Extracted data entries:
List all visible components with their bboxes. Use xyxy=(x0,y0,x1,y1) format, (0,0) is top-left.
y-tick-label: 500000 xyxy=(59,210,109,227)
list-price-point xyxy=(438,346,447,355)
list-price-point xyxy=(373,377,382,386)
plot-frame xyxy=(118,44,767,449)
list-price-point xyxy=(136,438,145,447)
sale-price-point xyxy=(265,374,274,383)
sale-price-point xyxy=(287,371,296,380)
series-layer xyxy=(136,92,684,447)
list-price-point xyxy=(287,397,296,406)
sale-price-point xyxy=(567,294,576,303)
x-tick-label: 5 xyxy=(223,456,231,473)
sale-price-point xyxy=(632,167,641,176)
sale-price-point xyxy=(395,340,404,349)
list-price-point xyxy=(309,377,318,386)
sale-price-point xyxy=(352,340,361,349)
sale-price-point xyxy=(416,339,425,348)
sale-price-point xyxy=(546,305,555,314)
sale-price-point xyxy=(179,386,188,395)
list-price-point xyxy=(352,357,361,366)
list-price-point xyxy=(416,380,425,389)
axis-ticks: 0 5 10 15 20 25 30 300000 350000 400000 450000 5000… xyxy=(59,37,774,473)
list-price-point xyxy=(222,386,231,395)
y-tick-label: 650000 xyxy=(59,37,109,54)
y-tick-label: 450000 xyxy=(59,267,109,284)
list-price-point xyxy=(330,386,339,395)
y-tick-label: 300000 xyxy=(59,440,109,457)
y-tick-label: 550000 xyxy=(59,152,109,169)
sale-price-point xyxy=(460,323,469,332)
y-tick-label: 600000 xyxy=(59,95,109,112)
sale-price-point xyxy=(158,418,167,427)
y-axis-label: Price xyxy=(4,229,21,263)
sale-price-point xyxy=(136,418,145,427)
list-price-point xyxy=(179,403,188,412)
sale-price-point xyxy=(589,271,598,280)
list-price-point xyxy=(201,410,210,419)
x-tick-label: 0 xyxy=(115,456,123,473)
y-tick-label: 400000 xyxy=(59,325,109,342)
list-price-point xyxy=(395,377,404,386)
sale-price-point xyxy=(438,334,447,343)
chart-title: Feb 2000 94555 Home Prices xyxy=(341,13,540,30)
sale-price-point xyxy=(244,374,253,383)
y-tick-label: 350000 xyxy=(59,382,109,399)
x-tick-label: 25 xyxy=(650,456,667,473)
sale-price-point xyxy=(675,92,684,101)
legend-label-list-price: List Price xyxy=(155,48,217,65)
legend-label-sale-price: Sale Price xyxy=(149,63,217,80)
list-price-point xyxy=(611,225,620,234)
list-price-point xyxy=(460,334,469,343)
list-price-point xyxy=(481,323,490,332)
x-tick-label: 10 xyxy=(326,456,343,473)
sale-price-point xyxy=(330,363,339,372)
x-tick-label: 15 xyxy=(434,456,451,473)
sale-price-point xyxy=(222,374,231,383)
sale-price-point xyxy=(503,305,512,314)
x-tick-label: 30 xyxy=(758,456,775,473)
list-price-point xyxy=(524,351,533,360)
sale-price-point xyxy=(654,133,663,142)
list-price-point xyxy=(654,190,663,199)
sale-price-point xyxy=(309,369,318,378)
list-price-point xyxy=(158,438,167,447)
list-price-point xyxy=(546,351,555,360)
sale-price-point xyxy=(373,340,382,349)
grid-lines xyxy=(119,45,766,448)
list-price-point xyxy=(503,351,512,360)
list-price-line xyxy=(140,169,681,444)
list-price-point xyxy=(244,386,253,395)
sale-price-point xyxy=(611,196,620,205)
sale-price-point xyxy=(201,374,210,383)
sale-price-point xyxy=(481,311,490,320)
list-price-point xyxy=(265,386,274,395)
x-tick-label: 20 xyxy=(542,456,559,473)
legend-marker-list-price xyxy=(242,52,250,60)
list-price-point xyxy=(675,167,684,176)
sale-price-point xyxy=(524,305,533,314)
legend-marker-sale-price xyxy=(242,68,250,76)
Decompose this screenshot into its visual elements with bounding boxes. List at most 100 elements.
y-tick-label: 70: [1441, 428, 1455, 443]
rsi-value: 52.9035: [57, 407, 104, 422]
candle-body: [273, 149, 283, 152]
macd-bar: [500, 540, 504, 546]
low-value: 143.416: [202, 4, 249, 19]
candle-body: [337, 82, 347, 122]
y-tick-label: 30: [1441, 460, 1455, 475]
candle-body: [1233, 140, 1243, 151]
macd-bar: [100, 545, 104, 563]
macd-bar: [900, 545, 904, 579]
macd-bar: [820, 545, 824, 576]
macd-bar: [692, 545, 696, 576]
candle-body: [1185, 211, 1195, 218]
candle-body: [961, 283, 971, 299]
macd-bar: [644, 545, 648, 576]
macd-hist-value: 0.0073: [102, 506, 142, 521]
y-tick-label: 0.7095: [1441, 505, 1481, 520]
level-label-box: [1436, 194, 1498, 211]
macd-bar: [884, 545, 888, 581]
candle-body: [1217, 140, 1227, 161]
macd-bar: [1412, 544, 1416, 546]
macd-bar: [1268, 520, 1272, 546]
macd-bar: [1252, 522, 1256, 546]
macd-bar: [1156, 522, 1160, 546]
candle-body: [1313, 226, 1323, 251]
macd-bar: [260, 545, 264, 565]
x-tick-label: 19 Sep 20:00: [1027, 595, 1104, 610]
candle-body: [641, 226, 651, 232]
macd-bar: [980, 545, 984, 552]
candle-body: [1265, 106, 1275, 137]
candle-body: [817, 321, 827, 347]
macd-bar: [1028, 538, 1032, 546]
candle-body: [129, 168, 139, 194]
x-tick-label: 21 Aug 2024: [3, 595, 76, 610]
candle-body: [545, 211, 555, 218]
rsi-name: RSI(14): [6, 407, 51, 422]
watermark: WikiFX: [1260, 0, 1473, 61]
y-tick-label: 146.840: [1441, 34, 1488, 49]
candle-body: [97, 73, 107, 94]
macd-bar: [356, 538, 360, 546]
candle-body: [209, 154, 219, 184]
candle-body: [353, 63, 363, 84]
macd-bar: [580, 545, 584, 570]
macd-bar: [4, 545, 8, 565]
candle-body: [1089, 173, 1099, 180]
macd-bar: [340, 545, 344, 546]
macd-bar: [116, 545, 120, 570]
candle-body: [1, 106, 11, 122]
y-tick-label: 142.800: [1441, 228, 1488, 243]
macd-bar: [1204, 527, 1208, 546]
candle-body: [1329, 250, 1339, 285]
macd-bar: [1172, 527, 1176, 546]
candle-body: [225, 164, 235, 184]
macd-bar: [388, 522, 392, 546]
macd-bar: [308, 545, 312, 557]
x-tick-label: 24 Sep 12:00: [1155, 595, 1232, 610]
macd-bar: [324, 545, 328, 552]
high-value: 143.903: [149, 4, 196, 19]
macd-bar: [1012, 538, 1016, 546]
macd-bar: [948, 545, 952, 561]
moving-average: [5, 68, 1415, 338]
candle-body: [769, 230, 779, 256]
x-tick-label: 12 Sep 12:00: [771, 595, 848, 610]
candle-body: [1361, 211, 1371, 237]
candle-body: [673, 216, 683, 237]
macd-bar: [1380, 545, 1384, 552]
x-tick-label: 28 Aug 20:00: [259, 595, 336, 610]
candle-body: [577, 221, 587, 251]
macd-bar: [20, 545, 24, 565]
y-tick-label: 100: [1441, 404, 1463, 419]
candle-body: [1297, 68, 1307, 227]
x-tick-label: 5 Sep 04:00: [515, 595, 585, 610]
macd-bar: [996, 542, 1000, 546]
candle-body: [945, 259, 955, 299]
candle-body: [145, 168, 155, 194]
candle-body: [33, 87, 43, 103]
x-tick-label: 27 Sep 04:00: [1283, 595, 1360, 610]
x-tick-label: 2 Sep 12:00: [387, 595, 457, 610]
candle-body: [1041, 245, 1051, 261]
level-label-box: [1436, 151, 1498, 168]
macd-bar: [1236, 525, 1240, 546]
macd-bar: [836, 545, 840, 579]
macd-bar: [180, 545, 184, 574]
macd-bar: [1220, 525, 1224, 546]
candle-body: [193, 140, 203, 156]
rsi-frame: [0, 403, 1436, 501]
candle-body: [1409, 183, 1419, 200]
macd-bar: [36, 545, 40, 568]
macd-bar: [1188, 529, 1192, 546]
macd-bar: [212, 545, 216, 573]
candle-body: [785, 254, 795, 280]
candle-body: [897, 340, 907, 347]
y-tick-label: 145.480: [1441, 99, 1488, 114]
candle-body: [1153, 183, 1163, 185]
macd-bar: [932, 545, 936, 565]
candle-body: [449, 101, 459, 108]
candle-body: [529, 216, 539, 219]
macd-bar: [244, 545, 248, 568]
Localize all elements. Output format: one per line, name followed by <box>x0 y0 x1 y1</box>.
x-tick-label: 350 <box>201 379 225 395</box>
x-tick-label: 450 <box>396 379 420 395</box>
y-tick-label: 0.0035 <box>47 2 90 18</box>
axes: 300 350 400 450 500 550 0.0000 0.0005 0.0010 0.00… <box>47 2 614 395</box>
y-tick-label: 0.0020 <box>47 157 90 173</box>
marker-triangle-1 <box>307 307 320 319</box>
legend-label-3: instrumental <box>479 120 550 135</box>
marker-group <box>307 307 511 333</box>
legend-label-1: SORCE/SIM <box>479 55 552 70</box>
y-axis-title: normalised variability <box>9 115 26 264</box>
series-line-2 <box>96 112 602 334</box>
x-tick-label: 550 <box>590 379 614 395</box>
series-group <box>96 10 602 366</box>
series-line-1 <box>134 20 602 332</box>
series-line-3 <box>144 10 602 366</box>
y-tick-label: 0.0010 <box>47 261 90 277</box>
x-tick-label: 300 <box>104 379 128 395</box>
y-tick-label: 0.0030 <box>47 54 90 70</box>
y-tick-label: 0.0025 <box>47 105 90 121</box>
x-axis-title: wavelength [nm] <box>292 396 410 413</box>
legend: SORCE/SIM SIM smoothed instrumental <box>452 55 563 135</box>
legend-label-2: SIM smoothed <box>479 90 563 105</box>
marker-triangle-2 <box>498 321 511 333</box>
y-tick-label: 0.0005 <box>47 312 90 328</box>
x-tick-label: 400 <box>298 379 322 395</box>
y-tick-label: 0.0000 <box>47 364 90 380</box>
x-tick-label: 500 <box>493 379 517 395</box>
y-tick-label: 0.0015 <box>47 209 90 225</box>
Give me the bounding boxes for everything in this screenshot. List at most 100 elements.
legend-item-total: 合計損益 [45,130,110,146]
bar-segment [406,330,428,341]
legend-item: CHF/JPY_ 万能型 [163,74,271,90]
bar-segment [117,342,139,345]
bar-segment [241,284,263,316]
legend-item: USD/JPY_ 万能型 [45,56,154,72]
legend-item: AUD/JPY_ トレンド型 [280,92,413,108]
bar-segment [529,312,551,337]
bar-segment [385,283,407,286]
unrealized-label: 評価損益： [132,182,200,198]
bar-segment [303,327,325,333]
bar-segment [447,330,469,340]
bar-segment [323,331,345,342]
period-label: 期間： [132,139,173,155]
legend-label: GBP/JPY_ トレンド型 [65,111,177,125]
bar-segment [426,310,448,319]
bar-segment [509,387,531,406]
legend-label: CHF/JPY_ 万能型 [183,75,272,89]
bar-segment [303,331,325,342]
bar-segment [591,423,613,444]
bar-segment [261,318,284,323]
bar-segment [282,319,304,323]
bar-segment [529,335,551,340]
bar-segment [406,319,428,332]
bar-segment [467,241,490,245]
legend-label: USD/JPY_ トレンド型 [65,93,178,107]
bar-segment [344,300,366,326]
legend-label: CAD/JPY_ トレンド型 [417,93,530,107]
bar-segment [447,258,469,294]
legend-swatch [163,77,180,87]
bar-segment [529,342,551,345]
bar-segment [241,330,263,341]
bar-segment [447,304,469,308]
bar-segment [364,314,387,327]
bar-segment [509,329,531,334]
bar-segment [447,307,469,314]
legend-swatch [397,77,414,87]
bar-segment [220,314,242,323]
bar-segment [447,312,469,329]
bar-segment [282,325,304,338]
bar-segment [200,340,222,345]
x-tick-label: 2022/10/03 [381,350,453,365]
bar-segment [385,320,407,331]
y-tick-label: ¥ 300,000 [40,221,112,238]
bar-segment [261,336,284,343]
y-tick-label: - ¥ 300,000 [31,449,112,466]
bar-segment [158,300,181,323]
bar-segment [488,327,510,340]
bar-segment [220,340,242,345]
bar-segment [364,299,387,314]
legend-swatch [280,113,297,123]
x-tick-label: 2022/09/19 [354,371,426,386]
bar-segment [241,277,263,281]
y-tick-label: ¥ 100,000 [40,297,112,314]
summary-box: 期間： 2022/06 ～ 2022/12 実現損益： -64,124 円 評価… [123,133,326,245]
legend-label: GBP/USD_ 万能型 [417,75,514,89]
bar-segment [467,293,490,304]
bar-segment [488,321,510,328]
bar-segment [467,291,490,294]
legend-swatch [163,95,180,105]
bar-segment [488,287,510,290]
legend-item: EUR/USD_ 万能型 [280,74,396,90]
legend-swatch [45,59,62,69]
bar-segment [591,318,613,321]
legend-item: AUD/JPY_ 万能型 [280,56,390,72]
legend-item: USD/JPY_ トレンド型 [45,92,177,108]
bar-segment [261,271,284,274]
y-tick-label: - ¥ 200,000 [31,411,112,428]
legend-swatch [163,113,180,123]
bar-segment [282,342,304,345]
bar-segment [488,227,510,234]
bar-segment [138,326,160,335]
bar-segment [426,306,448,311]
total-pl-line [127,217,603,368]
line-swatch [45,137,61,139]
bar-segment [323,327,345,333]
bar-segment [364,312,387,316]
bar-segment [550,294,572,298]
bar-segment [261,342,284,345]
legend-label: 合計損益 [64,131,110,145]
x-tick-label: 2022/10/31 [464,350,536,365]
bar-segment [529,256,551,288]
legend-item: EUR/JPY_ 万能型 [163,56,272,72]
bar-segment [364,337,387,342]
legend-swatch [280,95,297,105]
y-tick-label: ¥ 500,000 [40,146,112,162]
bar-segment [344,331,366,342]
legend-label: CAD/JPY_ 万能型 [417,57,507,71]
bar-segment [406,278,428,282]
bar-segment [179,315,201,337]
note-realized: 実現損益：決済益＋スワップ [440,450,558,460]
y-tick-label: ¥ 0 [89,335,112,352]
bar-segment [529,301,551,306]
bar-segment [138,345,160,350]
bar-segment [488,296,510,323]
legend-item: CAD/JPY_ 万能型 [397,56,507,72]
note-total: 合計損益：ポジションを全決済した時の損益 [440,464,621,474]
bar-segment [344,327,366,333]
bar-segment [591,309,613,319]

● **GIVEN TASK**
Rewrite the stretch from the start of the records through the line containing "sale-price-point xyxy=(395,340,404,349)", swapping "list-price-point" for "asking-price-point" and leaving everything else the same.

● **RESULT OF THE TASK**
List all visible components with their bboxes. Use xyxy=(x0,y0,x1,y1) format, (0,0) is top-left.
y-tick-label: 500000 xyxy=(59,210,109,227)
asking-price-point xyxy=(438,346,447,355)
asking-price-point xyxy=(373,377,382,386)
plot-frame xyxy=(118,44,767,449)
asking-price-point xyxy=(136,438,145,447)
sale-price-point xyxy=(265,374,274,383)
sale-price-point xyxy=(287,371,296,380)
series-layer xyxy=(136,92,684,447)
asking-price-point xyxy=(287,397,296,406)
sale-price-point xyxy=(567,294,576,303)
x-tick-label: 5 xyxy=(223,456,231,473)
sale-price-point xyxy=(632,167,641,176)
sale-price-point xyxy=(395,340,404,349)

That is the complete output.